═════ RECORDED DATA ═════
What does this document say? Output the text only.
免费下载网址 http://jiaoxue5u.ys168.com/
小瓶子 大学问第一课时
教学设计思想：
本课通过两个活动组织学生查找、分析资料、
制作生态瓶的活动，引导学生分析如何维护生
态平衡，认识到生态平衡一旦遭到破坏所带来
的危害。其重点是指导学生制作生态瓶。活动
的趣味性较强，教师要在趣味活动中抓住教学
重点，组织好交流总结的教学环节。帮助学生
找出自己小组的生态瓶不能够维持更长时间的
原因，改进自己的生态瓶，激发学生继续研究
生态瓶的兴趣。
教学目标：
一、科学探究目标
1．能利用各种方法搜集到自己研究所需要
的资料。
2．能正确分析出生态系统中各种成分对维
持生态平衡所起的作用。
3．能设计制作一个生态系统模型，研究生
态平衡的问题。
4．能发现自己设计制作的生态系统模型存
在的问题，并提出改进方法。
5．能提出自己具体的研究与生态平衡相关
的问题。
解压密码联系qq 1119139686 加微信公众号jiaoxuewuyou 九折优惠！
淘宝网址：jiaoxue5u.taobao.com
═════
[EXERCISE TASK]: Copy out the whole listing exactly as written.

[WRITTEN RESPONSE]:
What does this document say? Output the text only.
免费下载网址 http://jiaoxue5u.ys168.com/
小瓶子 大学问第一课时
教学设计思想：
本课通过两个活动组织学生查找、分析资料、
制作生态瓶的活动，引导学生分析如何维护生
态平衡，认识到生态平衡一旦遭到破坏所带来
的危害。其重点是指导学生制作生态瓶。活动
的趣味性较强，教师要在趣味活动中抓住教学
重点，组织好交流总结的教学环节。帮助学生
找出自己小组的生态瓶不能够维持更长时间的
原因，改进自己的生态瓶，激发学生继续研究
生态瓶的兴趣。
教学目标：
一、科学探究目标
1．能利用各种方法搜集到自己研究所需要
的资料。
2．能正确分析出生态系统中各种成分对维
持生态平衡所起的作用。
3．能设计制作一个生态系统模型，研究生
态平衡的问题。
4．能发现自己设计制作的生态系统模型存
在的问题，并提出改进方法。
5．能提出自己具体的研究与生态平衡相关
的问题。
解压密码联系qq 1119139686 加微信公众号jiaoxuewuyou 九折优惠！
淘宝网址：jiaoxue5u.taobao.com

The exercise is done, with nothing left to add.